Short task. Print the listing that follows, character for character.

Data for processing.
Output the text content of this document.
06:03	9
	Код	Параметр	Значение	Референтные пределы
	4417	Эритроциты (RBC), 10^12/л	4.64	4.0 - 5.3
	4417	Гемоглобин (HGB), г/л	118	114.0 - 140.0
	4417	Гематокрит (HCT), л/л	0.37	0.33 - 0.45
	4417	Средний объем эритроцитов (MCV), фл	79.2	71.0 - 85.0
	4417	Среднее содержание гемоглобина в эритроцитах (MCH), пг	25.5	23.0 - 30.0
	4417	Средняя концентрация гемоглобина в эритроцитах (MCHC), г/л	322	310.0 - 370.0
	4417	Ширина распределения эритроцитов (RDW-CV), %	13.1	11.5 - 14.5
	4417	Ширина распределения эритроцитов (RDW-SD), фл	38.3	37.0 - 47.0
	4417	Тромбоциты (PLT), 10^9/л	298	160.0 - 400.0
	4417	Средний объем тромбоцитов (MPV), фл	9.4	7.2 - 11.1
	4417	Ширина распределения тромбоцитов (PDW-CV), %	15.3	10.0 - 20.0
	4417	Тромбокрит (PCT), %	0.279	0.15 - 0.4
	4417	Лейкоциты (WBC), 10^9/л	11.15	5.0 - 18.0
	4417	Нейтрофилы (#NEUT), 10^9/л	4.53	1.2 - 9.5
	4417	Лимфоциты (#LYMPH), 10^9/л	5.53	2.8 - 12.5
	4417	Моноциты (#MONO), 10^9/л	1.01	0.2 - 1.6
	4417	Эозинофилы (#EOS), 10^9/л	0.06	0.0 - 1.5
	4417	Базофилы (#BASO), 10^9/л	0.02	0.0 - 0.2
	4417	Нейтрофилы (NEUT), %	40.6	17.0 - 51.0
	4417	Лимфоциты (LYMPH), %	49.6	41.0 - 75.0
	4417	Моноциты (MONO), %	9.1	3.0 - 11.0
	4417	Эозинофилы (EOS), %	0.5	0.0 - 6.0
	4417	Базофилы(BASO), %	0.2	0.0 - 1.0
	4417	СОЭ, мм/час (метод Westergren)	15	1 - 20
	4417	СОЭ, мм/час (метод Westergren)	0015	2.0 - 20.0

Reply to the exercise.
Output the text content of this document.
06:03	9
	Код	Параметр	Значение	Референтные пределы
	4417	Эритроциты (RBC), 10^12/л	4.64	4.0 - 5.3
	4417	Гемоглобин (HGB), г/л	118	114.0 - 140.0
	4417	Гематокрит (HCT), л/л	0.37	0.33 - 0.45
	4417	Средний объем эритроцитов (MCV), фл	79.2	71.0 - 85.0
	4417	Среднее содержание гемоглобина в эритроцитах (MCH), пг	25.5	23.0 - 30.0
	4417	Средняя концентрация гемоглобина в эритроцитах (MCHC), г/л	322	310.0 - 370.0
	4417	Ширина распределения эритроцитов (RDW-CV), %	13.1	11.5 - 14.5
	4417	Ширина распределения эритроцитов (RDW-SD), фл	38.3	37.0 - 47.0
	4417	Тромбоциты (PLT), 10^9/л	298	160.0 - 400.0
	4417	Средний объем тромбоцитов (MPV), фл	9.4	7.2 - 11.1
	4417	Ширина распределения тромбоцитов (PDW-CV), %	15.3	10.0 - 20.0
	4417	Тромбокрит (PCT), %	0.279	0.15 - 0.4
	4417	Лейкоциты (WBC), 10^9/л	11.15	5.0 - 18.0
	4417	Нейтрофилы (#NEUT), 10^9/л	4.53	1.2 - 9.5
	4417	Лимфоциты (#LYMPH), 10^9/л	5.53	2.8 - 12.5
	4417	Моноциты (#MONO), 10^9/л	1.01	0.2 - 1.6
	4417	Эозинофилы (#EOS), 10^9/л	0.06	0.0 - 1.5
	4417	Базофилы (#BASO), 10^9/л	0.02	0.0 - 0.2
	4417	Нейтрофилы (NEUT), %	40.6	17.0 - 51.0
	4417	Лимфоциты (LYMPH), %	49.6	41.0 - 75.0
	4417	Моноциты (MONO), %	9.1	3.0 - 11.0
	4417	Эозинофилы (EOS), %	0.5	0.0 - 6.0
	4417	Базофилы(BASO), %	0.2	0.0 - 1.0
	4417	СОЭ, мм/час (метод Westergren)	15	1 - 20
	4417	СОЭ, мм/час (метод Westergren)	0015	2.0 - 20.0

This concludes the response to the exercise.